● Instructions for the task
Reproduce the listing below in full and without alteration, apart from its pictures.

● Dataset entries
########

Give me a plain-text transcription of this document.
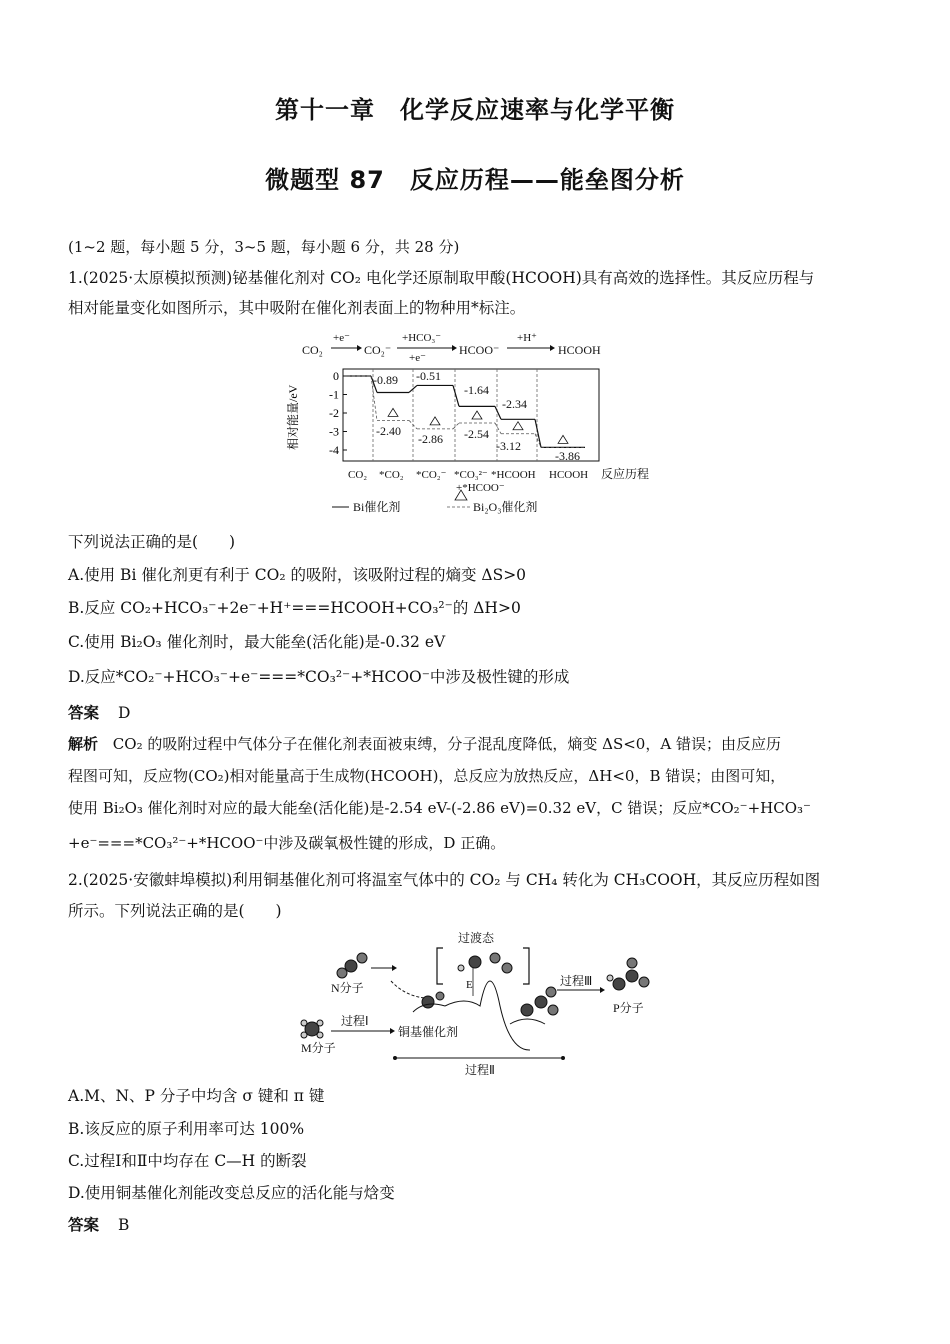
第十一章　化学反应速率与化学平衡
微题型 87　反应历程——能垒图分析
(1~2 题，每小题 5 分，3~5 题，每小题 6 分，共 28 分)
1.(2025·太原模拟预测)铋基催化剂对 CO₂ 电化学还原制取甲酸(HCOOH)具有高效的选择性。其反应历程与
相对能量变化如图所示，其中吸附在催化剂表面上的物种用*标注。
CO₂
+e⁻
CO₂⁻
+HCO₃⁻
+e⁻
HCOO⁻
+H⁺
HCOOH
0
-1
-2
-3
-4
相对能量/eV
-0.89 -0.51
-1.64
-2.34
-2.40
-2.86 -2.54
-3.12
-3.86
CO₂ *CO₂ *CO₂⁻ *CO₃²⁻
+*HCOO⁻
*HCOOH HCOOH 反应历程
Bi催化剂	Bi₂O₃催化剂
下列说法正确的是(　　)
A.使用 Bi 催化剂更有利于 CO₂ 的吸附，该吸附过程的熵变 ΔS>0
B.反应 CO₂+HCO₃⁻+2e⁻+H⁺===HCOOH+CO₃²⁻的 ΔH>0
C.使用 Bi₂O₃ 催化剂时，最大能垒(活化能)是-0.32 eV
D.反应*CO₂⁻+HCO₃⁻+e⁻===*CO₃²⁻+*HCOO⁻中涉及极性键的形成
答案 D
解析 CO₂ 的吸附过程中气体分子在催化剂表面被束缚，分子混乱度降低，熵变 ΔS<0，A 错误；由反应历
程图可知，反应物(CO₂)相对能量高于生成物(HCOOH)，总反应为放热反应，ΔH<0，B 错误；由图可知，
使用 Bi₂O₃ 催化剂时对应的最大能垒(活化能)是-2.54 eV-(-2.86 eV)=0.32 eV，C 错误；反应*CO₂⁻+HCO₃⁻
+e⁻===*CO₃²⁻+*HCOO⁻中涉及碳氧极性键的形成，D 正确。
2.(2025·安徽蚌埠模拟)利用铜基催化剂可将温室气体中的 CO₂ 与 CH₄ 转化为 CH₃COOH，其反应历程如图
所示。下列说法正确的是(　　)
过渡态
E
N分子
M分子
过程Ⅰ
铜基催化剂
过程Ⅲ
P分子
过程Ⅱ
A.M、N、P 分子中均含 σ 键和 π 键
B.该反应的原子利用率可达 100%
C.过程Ⅰ和Ⅱ中均存在 C—H 的断裂
D.使用铜基催化剂能改变总反应的活化能与焓变
答案 B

########

● In response
Give me a plain-text transcription of this document.
第十一章　化学反应速率与化学平衡
微题型 87　反应历程——能垒图分析
(1~2 题，每小题 5 分，3~5 题，每小题 6 分，共 28 分)
1.(2025·太原模拟预测)铋基催化剂对 CO₂ 电化学还原制取甲酸(HCOOH)具有高效的选择性。其反应历程与
相对能量变化如图所示，其中吸附在催化剂表面上的物种用*标注。
CO₂
+e⁻
CO₂⁻
+HCO₃⁻
+e⁻
HCOO⁻
+H⁺
HCOOH
0
-1
-2
-3
-4
相对能量/eV
-0.89 -0.51
-1.64
-2.34
-2.40
-2.86 -2.54
-3.12
-3.86
CO₂ *CO₂ *CO₂⁻ *CO₃²⁻
+*HCOO⁻
*HCOOH HCOOH 反应历程
Bi催化剂	Bi₂O₃催化剂
下列说法正确的是(　　)
A.使用 Bi 催化剂更有利于 CO₂ 的吸附，该吸附过程的熵变 ΔS>0
B.反应 CO₂+HCO₃⁻+2e⁻+H⁺===HCOOH+CO₃²⁻的 ΔH>0
C.使用 Bi₂O₃ 催化剂时，最大能垒(活化能)是-0.32 eV
D.反应*CO₂⁻+HCO₃⁻+e⁻===*CO₃²⁻+*HCOO⁻中涉及极性键的形成
答案 D
解析 CO₂ 的吸附过程中气体分子在催化剂表面被束缚，分子混乱度降低，熵变 ΔS<0，A 错误；由反应历
程图可知，反应物(CO₂)相对能量高于生成物(HCOOH)，总反应为放热反应，ΔH<0，B 错误；由图可知，
使用 Bi₂O₃ 催化剂时对应的最大能垒(活化能)是-2.54 eV-(-2.86 eV)=0.32 eV，C 错误；反应*CO₂⁻+HCO₃⁻
+e⁻===*CO₃²⁻+*HCOO⁻中涉及碳氧极性键的形成，D 正确。
2.(2025·安徽蚌埠模拟)利用铜基催化剂可将温室气体中的 CO₂ 与 CH₄ 转化为 CH₃COOH，其反应历程如图
所示。下列说法正确的是(　　)
过渡态
E
N分子
M分子
过程Ⅰ
铜基催化剂
过程Ⅲ
P分子
过程Ⅱ
A.M、N、P 分子中均含 σ 键和 π 键
B.该反应的原子利用率可达 100%
C.过程Ⅰ和Ⅱ中均存在 C—H 的断裂
D.使用铜基催化剂能改变总反应的活化能与焓变
答案 B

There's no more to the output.